[Region boundary data]
····················

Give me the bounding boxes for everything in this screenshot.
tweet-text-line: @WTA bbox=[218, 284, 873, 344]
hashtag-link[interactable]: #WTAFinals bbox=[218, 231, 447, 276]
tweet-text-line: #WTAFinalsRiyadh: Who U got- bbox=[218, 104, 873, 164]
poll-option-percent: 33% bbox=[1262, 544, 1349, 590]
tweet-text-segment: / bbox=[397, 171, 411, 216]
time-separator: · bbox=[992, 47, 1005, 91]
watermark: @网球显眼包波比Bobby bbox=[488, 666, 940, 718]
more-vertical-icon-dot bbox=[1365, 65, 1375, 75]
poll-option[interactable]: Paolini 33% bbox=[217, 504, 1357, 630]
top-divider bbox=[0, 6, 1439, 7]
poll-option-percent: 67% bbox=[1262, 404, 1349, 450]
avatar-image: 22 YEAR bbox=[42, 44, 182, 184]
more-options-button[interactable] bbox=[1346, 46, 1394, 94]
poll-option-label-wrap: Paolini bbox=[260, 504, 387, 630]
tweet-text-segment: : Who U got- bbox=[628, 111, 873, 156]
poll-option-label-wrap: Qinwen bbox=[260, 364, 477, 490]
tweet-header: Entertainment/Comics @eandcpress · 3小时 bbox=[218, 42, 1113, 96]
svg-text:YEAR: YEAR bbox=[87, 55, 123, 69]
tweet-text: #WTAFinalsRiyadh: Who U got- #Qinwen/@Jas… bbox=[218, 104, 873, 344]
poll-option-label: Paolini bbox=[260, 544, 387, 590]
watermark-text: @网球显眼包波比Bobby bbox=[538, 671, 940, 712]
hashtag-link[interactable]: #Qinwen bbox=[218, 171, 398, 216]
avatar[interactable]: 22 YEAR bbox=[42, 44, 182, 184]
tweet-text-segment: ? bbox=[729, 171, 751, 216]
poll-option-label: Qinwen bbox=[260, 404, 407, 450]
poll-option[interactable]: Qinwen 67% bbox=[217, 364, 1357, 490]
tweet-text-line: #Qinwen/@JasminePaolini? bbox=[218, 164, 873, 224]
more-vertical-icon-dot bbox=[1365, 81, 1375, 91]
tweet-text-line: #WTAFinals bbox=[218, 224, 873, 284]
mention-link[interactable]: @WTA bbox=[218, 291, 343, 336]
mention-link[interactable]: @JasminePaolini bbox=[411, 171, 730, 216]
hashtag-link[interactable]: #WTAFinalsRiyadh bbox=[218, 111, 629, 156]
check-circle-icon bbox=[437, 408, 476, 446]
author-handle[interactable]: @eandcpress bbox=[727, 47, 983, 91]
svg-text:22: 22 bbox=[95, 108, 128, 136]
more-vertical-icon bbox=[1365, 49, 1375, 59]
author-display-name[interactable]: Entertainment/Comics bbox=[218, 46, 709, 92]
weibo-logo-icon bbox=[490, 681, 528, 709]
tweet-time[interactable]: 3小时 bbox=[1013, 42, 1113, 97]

····················

**Directive**
Copy all of the region boundary data lines above, keeping every character unchanged.

**The response**
Give me the bounding boxes for everything in this screenshot.
tweet-text-line: @WTA bbox=[218, 284, 873, 344]
hashtag-link[interactable]: #WTAFinals bbox=[218, 231, 447, 276]
tweet-text-line: #WTAFinalsRiyadh: Who U got- bbox=[218, 104, 873, 164]
poll-option-percent: 33% bbox=[1262, 544, 1349, 590]
tweet-text-segment: / bbox=[397, 171, 411, 216]
time-separator: · bbox=[992, 47, 1005, 91]
watermark: @网球显眼包波比Bobby bbox=[488, 666, 940, 718]
more-vertical-icon-dot bbox=[1365, 65, 1375, 75]
poll-option[interactable]: Paolini 33% bbox=[217, 504, 1357, 630]
top-divider bbox=[0, 6, 1439, 7]
poll-option-percent: 67% bbox=[1262, 404, 1349, 450]
avatar-image: 22 YEAR bbox=[42, 44, 182, 184]
more-options-button[interactable] bbox=[1346, 46, 1394, 94]
poll-option-label-wrap: Paolini bbox=[260, 504, 387, 630]
tweet-text-segment: : Who U got- bbox=[628, 111, 873, 156]
poll-option-label-wrap: Qinwen bbox=[260, 364, 477, 490]
tweet-header: Entertainment/Comics @eandcpress · 3小时 bbox=[218, 42, 1113, 96]
svg-text:YEAR: YEAR bbox=[87, 55, 123, 69]
tweet-text: #WTAFinalsRiyadh: Who U got- #Qinwen/@Jas… bbox=[218, 104, 873, 344]
poll-option-label: Paolini bbox=[260, 544, 387, 590]
watermark-text: @网球显眼包波比Bobby bbox=[538, 671, 940, 712]
hashtag-link[interactable]: #Qinwen bbox=[218, 171, 398, 216]
avatar[interactable]: 22 YEAR bbox=[42, 44, 182, 184]
tweet-text-segment: ? bbox=[729, 171, 751, 216]
poll-option-label: Qinwen bbox=[260, 404, 407, 450]
poll-option[interactable]: Qinwen 67% bbox=[217, 364, 1357, 490]
tweet-text-line: #Qinwen/@JasminePaolini? bbox=[218, 164, 873, 224]
more-vertical-icon-dot bbox=[1365, 81, 1375, 91]
tweet-text-line: #WTAFinals bbox=[218, 224, 873, 284]
mention-link[interactable]: @WTA bbox=[218, 291, 343, 336]
mention-link[interactable]: @JasminePaolini bbox=[411, 171, 730, 216]
hashtag-link[interactable]: #WTAFinalsRiyadh bbox=[218, 111, 629, 156]
check-circle-icon bbox=[437, 408, 476, 446]
author-handle[interactable]: @eandcpress bbox=[727, 47, 983, 91]
svg-text:22: 22 bbox=[95, 108, 128, 136]
more-vertical-icon bbox=[1365, 49, 1375, 59]
author-display-name[interactable]: Entertainment/Comics bbox=[218, 46, 709, 92]
weibo-logo-icon bbox=[490, 681, 528, 709]
tweet-time[interactable]: 3小时 bbox=[1013, 42, 1113, 97]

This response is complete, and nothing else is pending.